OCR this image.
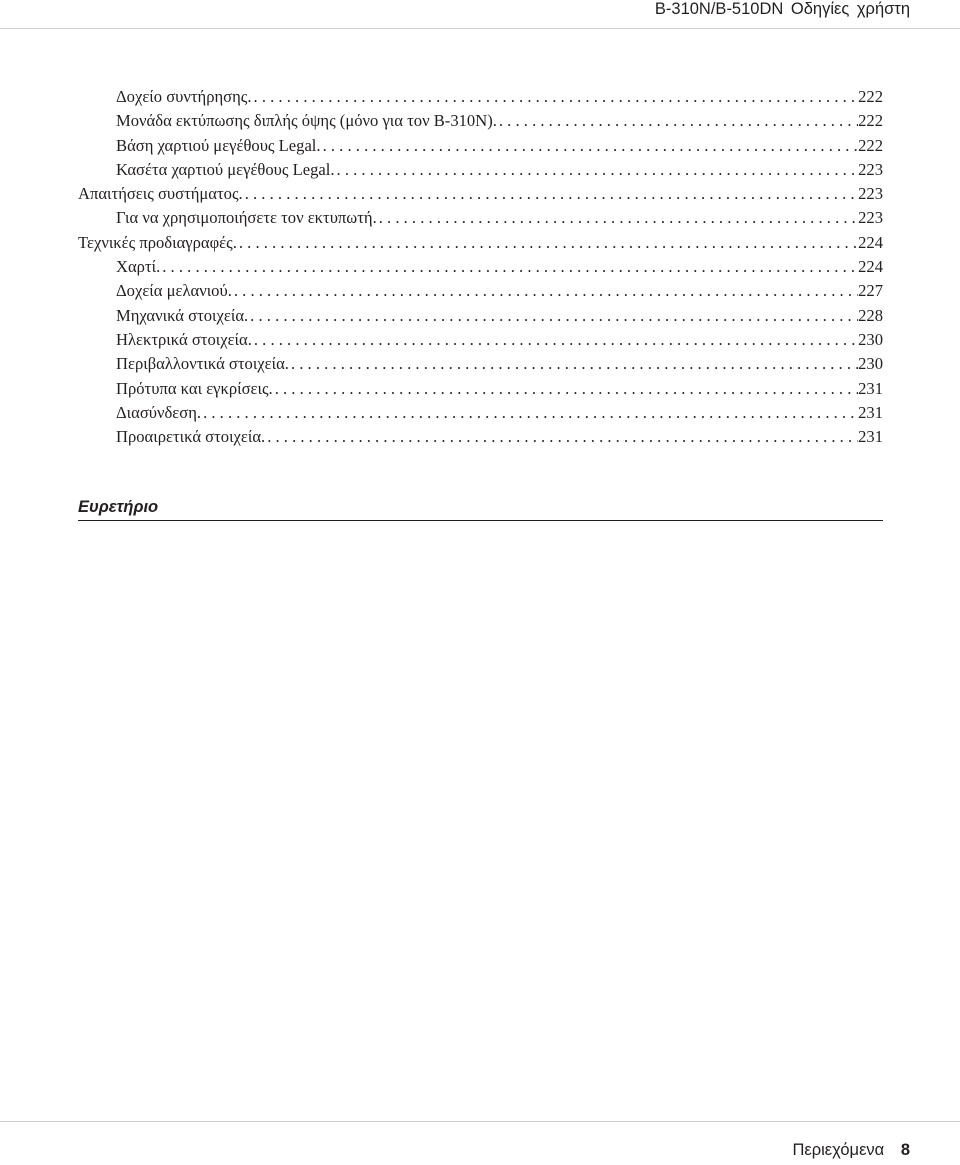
B-310N/B-510DN Οδηγίες χρήστη
Δοχείο συντήρησης. . . .	222
Μονάδα εκτύπωσης διπλής όψης (μόνο για τον B-310N). . . .	222
Βάση χαρτιού μεγέθους Legal. . . .	222
Κασέτα χαρτιού μεγέθους Legal. . . .	223
Απαιτήσεις συστήματος. . . .	223
Για να χρησιμοποιήσετε τον εκτυπωτή. . . .	223
Τεχνικές προδιαγραφές. . . .	224
Χαρτί. . . .	224
Δοχεία μελανιού. . . .	227
Μηχανικά στοιχεία. . . .	228
Ηλεκτρικά στοιχεία. . . .	230
Περιβαλλοντικά στοιχεία. . . .	230
Πρότυπα και εγκρίσεις. . . .	231
Διασύνδεση. . . .	231
Προαιρετικά στοιχεία. . . .	231
Ευρετήριο
Περιεχόμενα 8
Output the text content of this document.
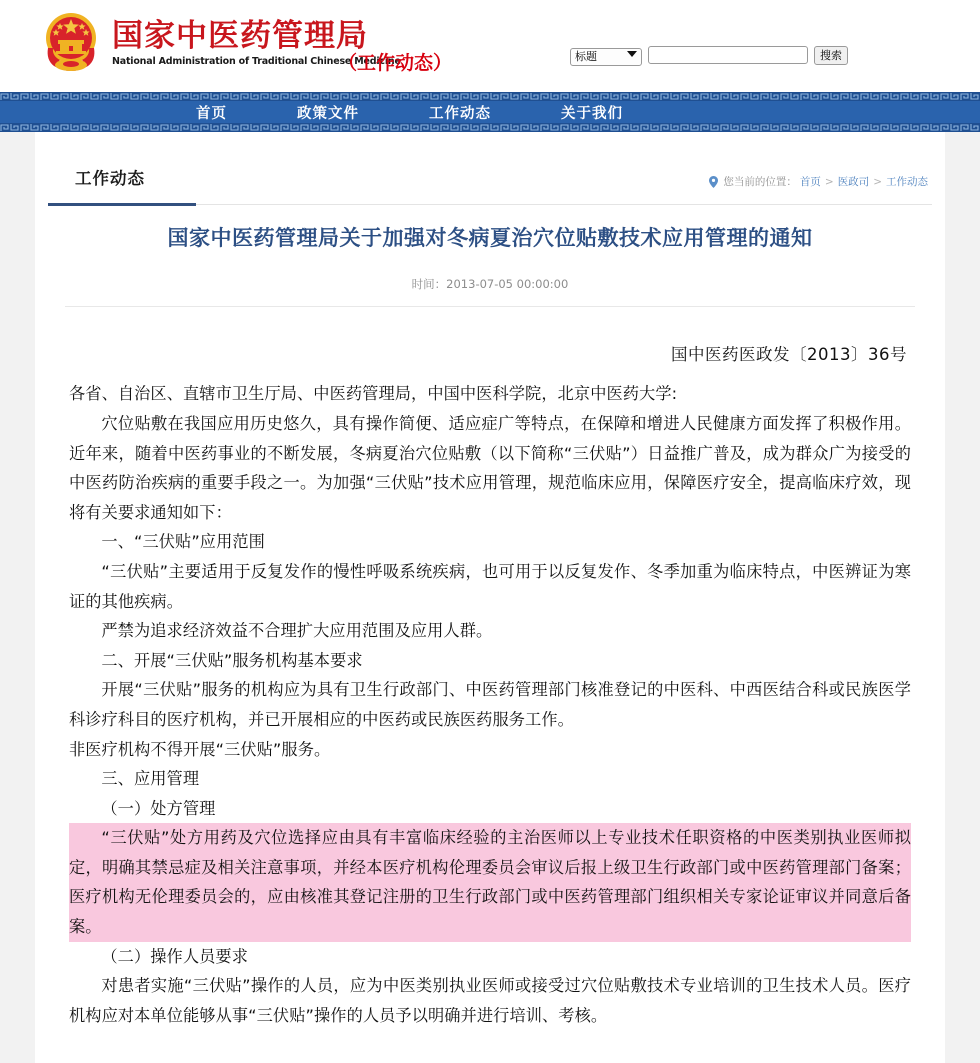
国家中医药管理局
National Administration of Traditional Chinese Medicine
（工作动态）
标题	搜索
首页	政策文件	工作动态	关于我们
工作动态	您当前的位置： 首页 > 医政司 > 工作动态
国家中医药管理局关于加强对冬病夏治穴位贴敷技术应用管理的通知
时间：2013-07-05 00:00:00
国中医药医政发〔2013〕36号

各省、自治区、直辖市卫生厅局、中医药管理局，中国中医科学院，北京中医药大学:

穴位贴敷在我国应用历史悠久，具有操作简便、适应症广等特点，在保障和增进人民健康方面发挥了积极作用。近年来，随着中医药事业的不断发展，冬病夏治穴位贴敷（以下简称“三伏贴”）日益推广普及，成为群众广为接受的中医药防治疾病的重要手段之一。为加强“三伏贴”技术应用管理，规范临床应用，保障医疗安全，提高临床疗效，现将有关要求通知如下：

一、“三伏贴”应用范围

“三伏贴”主要适用于反复发作的慢性呼吸系统疾病，也可用于以反复发作、冬季加重为临床特点，中医辨证为寒证的其他疾病。

严禁为追求经济效益不合理扩大应用范围及应用人群。

二、开展“三伏贴”服务机构基本要求

开展“三伏贴”服务的机构应为具有卫生行政部门、中医药管理部门核准登记的中医科、中西医结合科或民族医学科诊疗科目的医疗机构，并已开展相应的中医药或民族医药服务工作。

非医疗机构不得开展“三伏贴”服务。

三、应用管理

（一）处方管理

“三伏贴”处方用药及穴位选择应由具有丰富临床经验的主治医师以上专业技术任职资格的中医类别执业医师拟定，明确其禁忌症及相关注意事项，并经本医疗机构伦理委员会审议后报上级卫生行政部门或中医药管理部门备案；医疗机构无伦理委员会的，应由核准其登记注册的卫生行政部门或中医药管理部门组织相关专家论证审议并同意后备案。

（二）操作人员要求

对患者实施“三伏贴”操作的人员，应为中医类别执业医师或接受过穴位贴敷技术专业培训的卫生技术人员。医疗机构应对本单位能够从事“三伏贴”操作的人员予以明确并进行培训、考核。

···

- _Set exercise_
Copy the data exactly. Any picture it contains is to be omitted.

- _Solution below_
OCR this image.
B-310N/B-510DN Οδηγίες χρήστη
Δοχείο συντήρησης. . . .	222
Μονάδα εκτύπωσης διπλής όψης (μόνο για τον B-310N). . . .	222
Βάση χαρτιού μεγέθους Legal. . . .	222
Κασέτα χαρτιού μεγέθους Legal. . . .	223
Απαιτήσεις συστήματος. . . .	223
Για να χρησιμοποιήσετε τον εκτυπωτή. . . .	223
Τεχνικές προδιαγραφές. . . .	224
Χαρτί. . . .	224
Δοχεία μελανιού. . . .	227
Μηχανικά στοιχεία. . . .	228
Ηλεκτρικά στοιχεία. . . .	230
Περιβαλλοντικά στοιχεία. . . .	230
Πρότυπα και εγκρίσεις. . . .	231
Διασύνδεση. . . .	231
Προαιρετικά στοιχεία. . . .	231
Ευρετήριο
Περιεχόμενα 8
Output the text content of this document.
国家中医药管理局
National Administration of Traditional Chinese Medicine
（工作动态）
标题	搜索
首页	政策文件	工作动态	关于我们
工作动态	您当前的位置： 首页 > 医政司 > 工作动态
国家中医药管理局关于加强对冬病夏治穴位贴敷技术应用管理的通知
时间：2013-07-05 00:00:00
国中医药医政发〔2013〕36号

各省、自治区、直辖市卫生厅局、中医药管理局，中国中医科学院，北京中医药大学:

穴位贴敷在我国应用历史悠久，具有操作简便、适应症广等特点，在保障和增进人民健康方面发挥了积极作用。近年来，随着中医药事业的不断发展，冬病夏治穴位贴敷（以下简称“三伏贴”）日益推广普及，成为群众广为接受的中医药防治疾病的重要手段之一。为加强“三伏贴”技术应用管理，规范临床应用，保障医疗安全，提高临床疗效，现将有关要求通知如下：

一、“三伏贴”应用范围

“三伏贴”主要适用于反复发作的慢性呼吸系统疾病，也可用于以反复发作、冬季加重为临床特点，中医辨证为寒证的其他疾病。

严禁为追求经济效益不合理扩大应用范围及应用人群。

二、开展“三伏贴”服务机构基本要求

开展“三伏贴”服务的机构应为具有卫生行政部门、中医药管理部门核准登记的中医科、中西医结合科或民族医学科诊疗科目的医疗机构，并已开展相应的中医药或民族医药服务工作。

非医疗机构不得开展“三伏贴”服务。

三、应用管理

（一）处方管理

“三伏贴”处方用药及穴位选择应由具有丰富临床经验的主治医师以上专业技术任职资格的中医类别执业医师拟定，明确其禁忌症及相关注意事项，并经本医疗机构伦理委员会审议后报上级卫生行政部门或中医药管理部门备案；医疗机构无伦理委员会的，应由核准其登记注册的卫生行政部门或中医药管理部门组织相关专家论证审议并同意后备案。

（二）操作人员要求

对患者实施“三伏贴”操作的人员，应为中医类别执业医师或接受过穴位贴敷技术专业培训的卫生技术人员。医疗机构应对本单位能够从事“三伏贴”操作的人员予以明确并进行培训、考核。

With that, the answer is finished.